-------- Dataset excerpts

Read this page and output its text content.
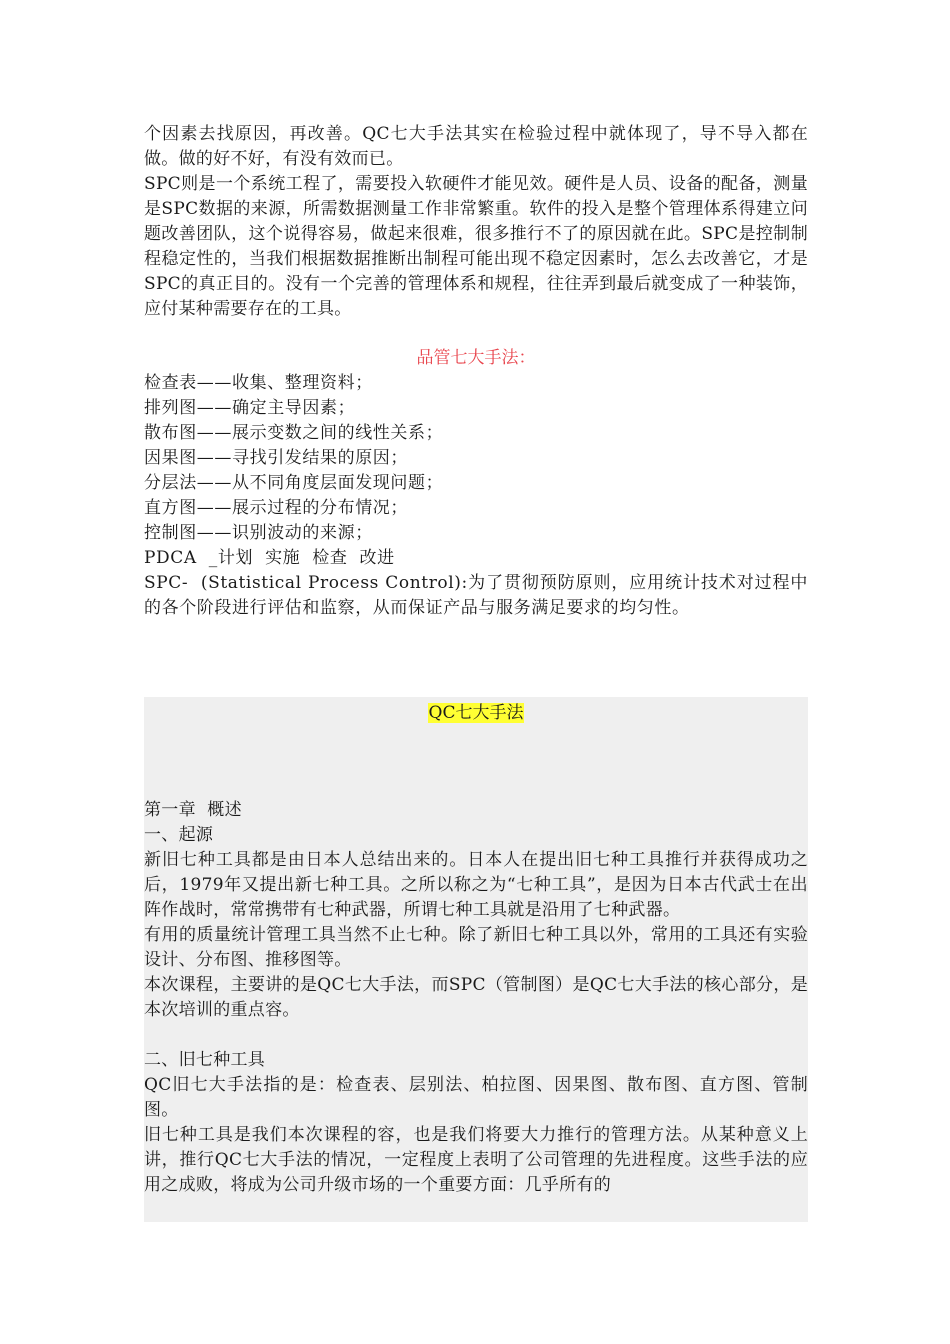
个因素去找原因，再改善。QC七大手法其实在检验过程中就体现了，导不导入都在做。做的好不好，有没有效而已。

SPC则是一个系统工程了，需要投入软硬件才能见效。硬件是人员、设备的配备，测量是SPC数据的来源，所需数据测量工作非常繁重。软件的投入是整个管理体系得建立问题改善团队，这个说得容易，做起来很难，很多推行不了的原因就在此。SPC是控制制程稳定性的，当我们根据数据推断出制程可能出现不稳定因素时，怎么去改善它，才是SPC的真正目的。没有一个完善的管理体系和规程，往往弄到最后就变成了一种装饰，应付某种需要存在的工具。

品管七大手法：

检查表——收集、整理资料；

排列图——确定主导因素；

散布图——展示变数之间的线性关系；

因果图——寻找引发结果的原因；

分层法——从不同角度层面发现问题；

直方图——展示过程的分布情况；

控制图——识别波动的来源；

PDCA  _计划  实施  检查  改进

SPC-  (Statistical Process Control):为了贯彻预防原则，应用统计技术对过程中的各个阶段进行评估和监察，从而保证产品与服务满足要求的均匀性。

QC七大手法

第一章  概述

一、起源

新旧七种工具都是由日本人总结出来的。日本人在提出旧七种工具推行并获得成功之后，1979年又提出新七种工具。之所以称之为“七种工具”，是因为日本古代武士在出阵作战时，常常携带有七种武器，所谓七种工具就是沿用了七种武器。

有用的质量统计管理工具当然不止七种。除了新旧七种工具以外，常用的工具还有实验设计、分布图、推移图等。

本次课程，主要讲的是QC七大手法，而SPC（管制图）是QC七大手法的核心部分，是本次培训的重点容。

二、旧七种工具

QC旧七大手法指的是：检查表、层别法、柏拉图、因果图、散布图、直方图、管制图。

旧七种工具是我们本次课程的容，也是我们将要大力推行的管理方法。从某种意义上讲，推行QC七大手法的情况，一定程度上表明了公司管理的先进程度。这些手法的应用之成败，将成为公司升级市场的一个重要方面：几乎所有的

----------------
-------- Dataset excerpts

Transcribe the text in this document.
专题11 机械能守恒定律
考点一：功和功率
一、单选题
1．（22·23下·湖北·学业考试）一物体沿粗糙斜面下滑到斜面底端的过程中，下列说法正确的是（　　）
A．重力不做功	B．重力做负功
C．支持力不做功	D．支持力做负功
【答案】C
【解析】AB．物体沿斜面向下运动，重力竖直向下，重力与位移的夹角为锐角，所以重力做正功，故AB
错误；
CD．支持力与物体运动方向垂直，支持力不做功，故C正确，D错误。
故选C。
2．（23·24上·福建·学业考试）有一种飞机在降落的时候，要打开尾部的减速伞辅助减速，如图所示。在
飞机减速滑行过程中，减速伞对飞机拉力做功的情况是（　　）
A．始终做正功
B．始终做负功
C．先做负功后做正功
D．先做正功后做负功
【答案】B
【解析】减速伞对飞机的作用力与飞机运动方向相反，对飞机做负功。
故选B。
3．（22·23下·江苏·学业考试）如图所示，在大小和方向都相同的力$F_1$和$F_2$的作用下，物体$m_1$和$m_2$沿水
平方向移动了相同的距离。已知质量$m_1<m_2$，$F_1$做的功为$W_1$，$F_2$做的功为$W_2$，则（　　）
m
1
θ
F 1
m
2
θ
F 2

----------------

Task brief - Going through the data, tally the lines containing "支持力不做功" and report only the result.

Exercise response - 2